───── Data for processing ─────
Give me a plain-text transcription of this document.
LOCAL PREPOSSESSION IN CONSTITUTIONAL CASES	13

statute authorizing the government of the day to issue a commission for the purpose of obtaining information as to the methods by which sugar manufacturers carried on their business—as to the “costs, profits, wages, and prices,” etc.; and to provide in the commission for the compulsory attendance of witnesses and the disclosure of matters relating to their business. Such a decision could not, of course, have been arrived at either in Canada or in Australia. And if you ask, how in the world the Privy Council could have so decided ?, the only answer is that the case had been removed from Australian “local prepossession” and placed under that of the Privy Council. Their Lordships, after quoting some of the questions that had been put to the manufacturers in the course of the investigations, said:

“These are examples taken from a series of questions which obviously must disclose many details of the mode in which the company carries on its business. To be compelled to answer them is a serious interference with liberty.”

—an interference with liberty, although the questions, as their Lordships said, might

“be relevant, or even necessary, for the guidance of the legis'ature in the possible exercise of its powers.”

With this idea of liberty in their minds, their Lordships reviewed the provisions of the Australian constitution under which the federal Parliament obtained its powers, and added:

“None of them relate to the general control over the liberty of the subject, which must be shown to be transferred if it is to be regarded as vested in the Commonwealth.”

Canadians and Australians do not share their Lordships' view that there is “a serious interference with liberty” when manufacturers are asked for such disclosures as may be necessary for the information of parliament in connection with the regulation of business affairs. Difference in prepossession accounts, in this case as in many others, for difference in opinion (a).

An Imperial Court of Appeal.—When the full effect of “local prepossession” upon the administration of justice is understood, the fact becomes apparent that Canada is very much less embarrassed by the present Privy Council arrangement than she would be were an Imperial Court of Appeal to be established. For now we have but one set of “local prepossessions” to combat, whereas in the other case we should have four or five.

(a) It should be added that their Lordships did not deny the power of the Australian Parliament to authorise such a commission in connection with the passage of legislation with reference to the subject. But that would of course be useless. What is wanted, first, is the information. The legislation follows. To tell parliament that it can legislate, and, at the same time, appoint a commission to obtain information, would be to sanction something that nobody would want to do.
─────
Exercise directions -> Return each line of the listing that holds the string "serious".

Finished answer ->
“These are examples taken from a series of questions which obviously must disclose many details of the mode in which the company carries on its business. To be compelled to answer them is a serious interference with liberty.”
Canadians and Australians do not share their Lordships' view that there is “a serious interference with liberty” when manufacturers are asked for such disclosures as may be necessary for the information of parliament in connection with the regulation of business affairs. Difference in prepossession accounts, in this case as in many others, for difference in opinion (a).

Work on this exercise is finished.